→ **Records shown**
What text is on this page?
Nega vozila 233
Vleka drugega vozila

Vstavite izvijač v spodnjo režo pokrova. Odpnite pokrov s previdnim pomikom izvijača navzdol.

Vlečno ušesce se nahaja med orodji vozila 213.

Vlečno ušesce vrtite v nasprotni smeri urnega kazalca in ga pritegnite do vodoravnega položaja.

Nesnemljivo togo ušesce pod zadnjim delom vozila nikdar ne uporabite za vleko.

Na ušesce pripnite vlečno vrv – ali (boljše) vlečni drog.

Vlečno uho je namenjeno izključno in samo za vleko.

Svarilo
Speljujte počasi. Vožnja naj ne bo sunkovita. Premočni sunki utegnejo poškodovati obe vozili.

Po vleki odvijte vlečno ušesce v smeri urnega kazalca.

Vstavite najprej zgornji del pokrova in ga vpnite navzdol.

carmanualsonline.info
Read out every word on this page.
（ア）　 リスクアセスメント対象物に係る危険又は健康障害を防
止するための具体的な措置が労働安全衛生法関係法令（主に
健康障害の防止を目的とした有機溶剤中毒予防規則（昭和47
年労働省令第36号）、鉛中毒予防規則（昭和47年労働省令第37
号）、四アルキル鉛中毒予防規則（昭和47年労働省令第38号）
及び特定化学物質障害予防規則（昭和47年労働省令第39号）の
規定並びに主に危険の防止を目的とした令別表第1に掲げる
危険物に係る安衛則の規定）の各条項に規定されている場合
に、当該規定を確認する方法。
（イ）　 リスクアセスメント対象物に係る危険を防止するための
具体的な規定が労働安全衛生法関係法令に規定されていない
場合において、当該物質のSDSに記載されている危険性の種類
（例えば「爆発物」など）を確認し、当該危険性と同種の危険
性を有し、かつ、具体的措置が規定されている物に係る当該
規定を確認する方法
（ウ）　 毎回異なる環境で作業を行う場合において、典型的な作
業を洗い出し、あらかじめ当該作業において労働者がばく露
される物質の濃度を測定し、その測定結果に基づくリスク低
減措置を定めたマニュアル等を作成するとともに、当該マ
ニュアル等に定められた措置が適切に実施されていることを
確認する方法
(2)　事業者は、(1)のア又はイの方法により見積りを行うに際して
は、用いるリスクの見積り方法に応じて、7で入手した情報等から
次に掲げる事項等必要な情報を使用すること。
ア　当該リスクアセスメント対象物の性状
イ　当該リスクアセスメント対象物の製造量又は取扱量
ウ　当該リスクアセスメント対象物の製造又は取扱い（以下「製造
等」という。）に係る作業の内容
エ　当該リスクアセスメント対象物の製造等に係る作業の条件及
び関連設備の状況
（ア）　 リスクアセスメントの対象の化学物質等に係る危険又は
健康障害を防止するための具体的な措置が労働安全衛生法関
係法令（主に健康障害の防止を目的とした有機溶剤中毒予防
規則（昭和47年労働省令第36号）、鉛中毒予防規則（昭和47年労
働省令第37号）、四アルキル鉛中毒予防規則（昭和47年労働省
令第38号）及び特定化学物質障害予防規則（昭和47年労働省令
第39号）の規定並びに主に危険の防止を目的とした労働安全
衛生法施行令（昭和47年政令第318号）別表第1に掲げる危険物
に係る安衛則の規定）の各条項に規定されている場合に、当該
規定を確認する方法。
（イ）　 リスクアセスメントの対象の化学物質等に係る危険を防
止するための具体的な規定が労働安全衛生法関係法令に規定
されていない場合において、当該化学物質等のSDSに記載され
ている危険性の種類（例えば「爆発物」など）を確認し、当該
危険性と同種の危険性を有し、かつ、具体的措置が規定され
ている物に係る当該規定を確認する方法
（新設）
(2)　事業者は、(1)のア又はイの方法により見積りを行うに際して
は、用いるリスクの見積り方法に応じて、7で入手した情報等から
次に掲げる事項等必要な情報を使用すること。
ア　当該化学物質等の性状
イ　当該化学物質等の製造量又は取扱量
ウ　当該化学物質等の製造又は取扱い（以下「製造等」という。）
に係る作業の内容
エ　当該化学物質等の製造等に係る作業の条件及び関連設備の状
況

→ **Given task**
Every entry should be printed again exactly as it stands.

→ **Solution to this exercise**
What text is on this page?
Nega vozila 233
Vleka drugega vozila

Vstavite izvijač v spodnjo režo pokrova. Odpnite pokrov s previdnim pomikom izvijača navzdol.

Vlečno ušesce se nahaja med orodji vozila 213.

Vlečno ušesce vrtite v nasprotni smeri urnega kazalca in ga pritegnite do vodoravnega položaja.

Nesnemljivo togo ušesce pod zadnjim delom vozila nikdar ne uporabite za vleko.

Na ušesce pripnite vlečno vrv – ali (boljše) vlečni drog.

Vlečno uho je namenjeno izključno in samo za vleko.

Svarilo
Speljujte počasi. Vožnja naj ne bo sunkovita. Premočni sunki utegnejo poškodovati obe vozili.

Po vleki odvijte vlečno ušesce v smeri urnega kazalca.

Vstavite najprej zgornji del pokrova in ga vpnite navzdol.

carmanualsonline.info
Read out every word on this page.
（ア）　 リスクアセスメント対象物に係る危険又は健康障害を防
止するための具体的な措置が労働安全衛生法関係法令（主に
健康障害の防止を目的とした有機溶剤中毒予防規則（昭和47
年労働省令第36号）、鉛中毒予防規則（昭和47年労働省令第37
号）、四アルキル鉛中毒予防規則（昭和47年労働省令第38号）
及び特定化学物質障害予防規則（昭和47年労働省令第39号）の
規定並びに主に危険の防止を目的とした令別表第1に掲げる
危険物に係る安衛則の規定）の各条項に規定されている場合
に、当該規定を確認する方法。
（イ）　 リスクアセスメント対象物に係る危険を防止するための
具体的な規定が労働安全衛生法関係法令に規定されていない
場合において、当該物質のSDSに記載されている危険性の種類
（例えば「爆発物」など）を確認し、当該危険性と同種の危険
性を有し、かつ、具体的措置が規定されている物に係る当該
規定を確認する方法
（ウ）　 毎回異なる環境で作業を行う場合において、典型的な作
業を洗い出し、あらかじめ当該作業において労働者がばく露
される物質の濃度を測定し、その測定結果に基づくリスク低
減措置を定めたマニュアル等を作成するとともに、当該マ
ニュアル等に定められた措置が適切に実施されていることを
確認する方法
(2)　事業者は、(1)のア又はイの方法により見積りを行うに際して
は、用いるリスクの見積り方法に応じて、7で入手した情報等から
次に掲げる事項等必要な情報を使用すること。
ア　当該リスクアセスメント対象物の性状
イ　当該リスクアセスメント対象物の製造量又は取扱量
ウ　当該リスクアセスメント対象物の製造又は取扱い（以下「製造
等」という。）に係る作業の内容
エ　当該リスクアセスメント対象物の製造等に係る作業の条件及
び関連設備の状況
（ア）　 リスクアセスメントの対象の化学物質等に係る危険又は
健康障害を防止するための具体的な措置が労働安全衛生法関
係法令（主に健康障害の防止を目的とした有機溶剤中毒予防
規則（昭和47年労働省令第36号）、鉛中毒予防規則（昭和47年労
働省令第37号）、四アルキル鉛中毒予防規則（昭和47年労働省
令第38号）及び特定化学物質障害予防規則（昭和47年労働省令
第39号）の規定並びに主に危険の防止を目的とした労働安全
衛生法施行令（昭和47年政令第318号）別表第1に掲げる危険物
に係る安衛則の規定）の各条項に規定されている場合に、当該
規定を確認する方法。
（イ）　 リスクアセスメントの対象の化学物質等に係る危険を防
止するための具体的な規定が労働安全衛生法関係法令に規定
されていない場合において、当該化学物質等のSDSに記載され
ている危険性の種類（例えば「爆発物」など）を確認し、当該
危険性と同種の危険性を有し、かつ、具体的措置が規定され
ている物に係る当該規定を確認する方法
（新設）
(2)　事業者は、(1)のア又はイの方法により見積りを行うに際して
は、用いるリスクの見積り方法に応じて、7で入手した情報等から
次に掲げる事項等必要な情報を使用すること。
ア　当該化学物質等の性状
イ　当該化学物質等の製造量又は取扱量
ウ　当該化学物質等の製造又は取扱い（以下「製造等」という。）
に係る作業の内容
エ　当該化学物質等の製造等に係る作業の条件及び関連設備の状
況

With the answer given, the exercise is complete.